Data provided:
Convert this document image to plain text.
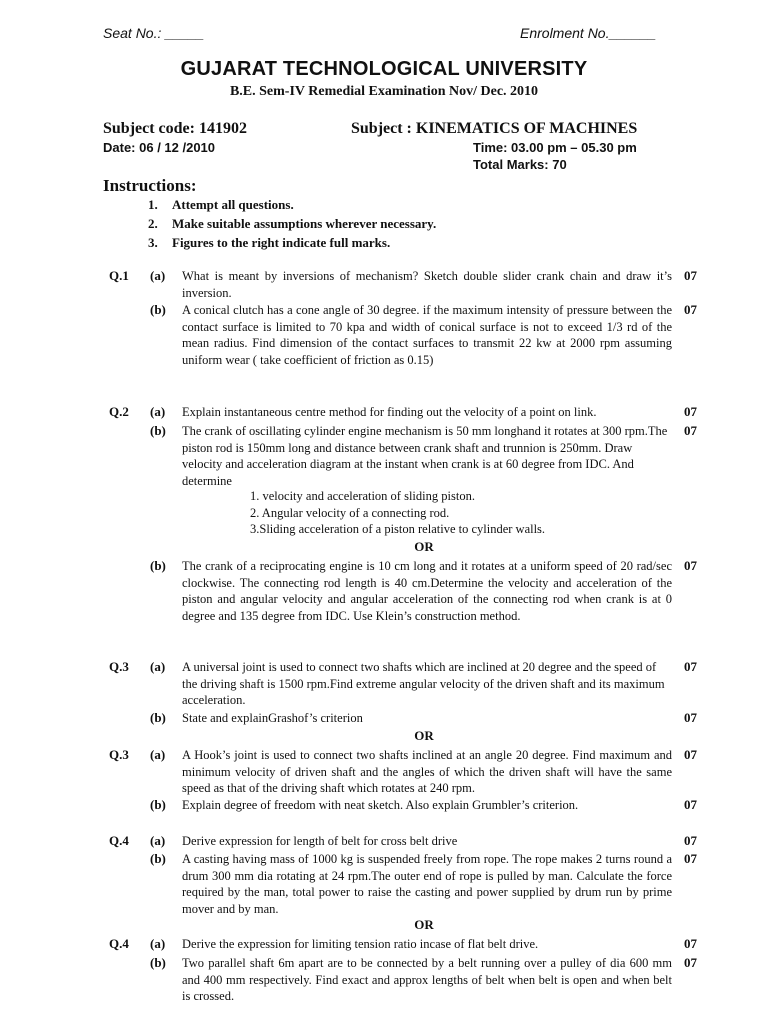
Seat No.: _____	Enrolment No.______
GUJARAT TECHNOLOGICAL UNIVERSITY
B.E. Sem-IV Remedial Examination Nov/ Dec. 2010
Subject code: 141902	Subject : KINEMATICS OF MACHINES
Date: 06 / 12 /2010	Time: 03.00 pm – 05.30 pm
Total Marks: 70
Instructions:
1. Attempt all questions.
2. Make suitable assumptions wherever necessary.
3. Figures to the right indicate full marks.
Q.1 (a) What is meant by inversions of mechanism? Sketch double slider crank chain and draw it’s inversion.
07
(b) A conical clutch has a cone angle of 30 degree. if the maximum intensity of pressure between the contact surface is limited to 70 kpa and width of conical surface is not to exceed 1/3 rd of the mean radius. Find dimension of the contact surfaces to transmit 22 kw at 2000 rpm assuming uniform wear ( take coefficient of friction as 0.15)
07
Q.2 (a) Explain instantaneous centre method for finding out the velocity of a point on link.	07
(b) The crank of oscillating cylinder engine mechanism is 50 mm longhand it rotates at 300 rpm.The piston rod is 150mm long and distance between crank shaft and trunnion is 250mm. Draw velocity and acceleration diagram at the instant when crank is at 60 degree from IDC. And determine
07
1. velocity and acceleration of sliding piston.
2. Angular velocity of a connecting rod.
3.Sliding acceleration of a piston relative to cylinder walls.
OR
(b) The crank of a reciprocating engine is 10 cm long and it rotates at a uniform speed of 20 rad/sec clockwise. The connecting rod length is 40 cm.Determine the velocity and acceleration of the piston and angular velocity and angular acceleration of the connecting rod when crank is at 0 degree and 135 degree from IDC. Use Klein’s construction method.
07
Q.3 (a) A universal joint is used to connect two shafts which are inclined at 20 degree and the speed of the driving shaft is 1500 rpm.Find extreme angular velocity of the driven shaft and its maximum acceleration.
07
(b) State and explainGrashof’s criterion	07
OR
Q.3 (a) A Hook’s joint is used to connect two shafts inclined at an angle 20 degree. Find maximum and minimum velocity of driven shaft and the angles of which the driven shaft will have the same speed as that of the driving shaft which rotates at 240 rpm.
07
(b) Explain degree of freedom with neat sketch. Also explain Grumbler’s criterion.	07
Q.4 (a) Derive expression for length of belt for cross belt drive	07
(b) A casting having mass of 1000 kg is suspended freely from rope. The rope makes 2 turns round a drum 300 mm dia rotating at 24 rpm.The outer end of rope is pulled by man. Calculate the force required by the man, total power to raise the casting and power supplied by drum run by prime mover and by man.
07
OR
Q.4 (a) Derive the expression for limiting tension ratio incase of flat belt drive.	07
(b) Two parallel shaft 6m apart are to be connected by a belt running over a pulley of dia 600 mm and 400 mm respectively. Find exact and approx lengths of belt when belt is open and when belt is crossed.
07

--

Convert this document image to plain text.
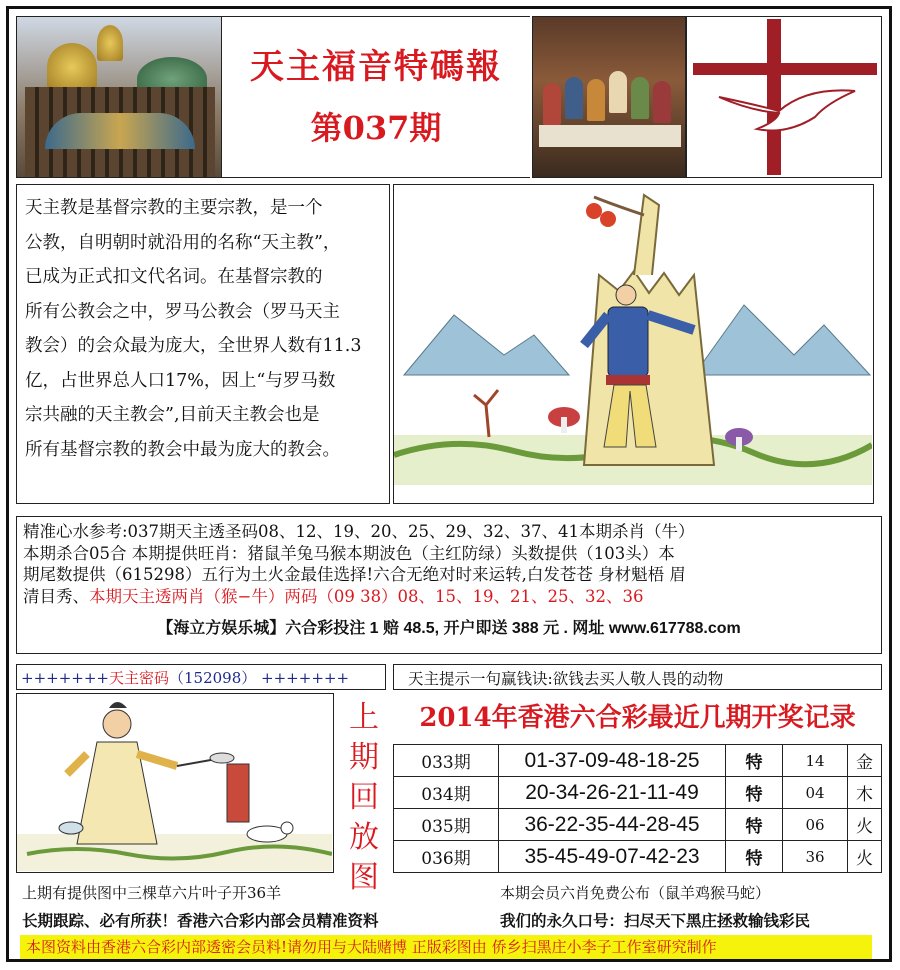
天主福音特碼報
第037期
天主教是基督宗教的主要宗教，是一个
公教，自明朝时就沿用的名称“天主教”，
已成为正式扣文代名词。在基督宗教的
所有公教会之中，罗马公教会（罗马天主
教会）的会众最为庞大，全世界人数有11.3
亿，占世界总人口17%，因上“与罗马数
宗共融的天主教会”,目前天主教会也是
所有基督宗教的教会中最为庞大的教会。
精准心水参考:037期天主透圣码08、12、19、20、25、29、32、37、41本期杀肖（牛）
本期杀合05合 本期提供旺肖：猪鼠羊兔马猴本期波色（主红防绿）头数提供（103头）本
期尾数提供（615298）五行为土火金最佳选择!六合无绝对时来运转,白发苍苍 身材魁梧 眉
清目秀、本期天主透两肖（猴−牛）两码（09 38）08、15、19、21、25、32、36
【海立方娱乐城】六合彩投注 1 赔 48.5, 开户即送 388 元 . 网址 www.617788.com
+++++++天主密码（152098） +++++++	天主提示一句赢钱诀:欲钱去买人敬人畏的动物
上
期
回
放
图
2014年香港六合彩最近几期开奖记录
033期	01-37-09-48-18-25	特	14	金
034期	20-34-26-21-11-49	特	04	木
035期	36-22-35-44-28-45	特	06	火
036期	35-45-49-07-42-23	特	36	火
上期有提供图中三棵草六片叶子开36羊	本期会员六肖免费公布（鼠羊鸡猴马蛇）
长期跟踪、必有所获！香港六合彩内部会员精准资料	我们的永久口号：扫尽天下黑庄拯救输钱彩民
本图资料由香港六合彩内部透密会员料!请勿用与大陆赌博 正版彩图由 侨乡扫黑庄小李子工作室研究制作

What is needed: Report only how many lines in the listing contain the string "speed".

Completed exercise: 3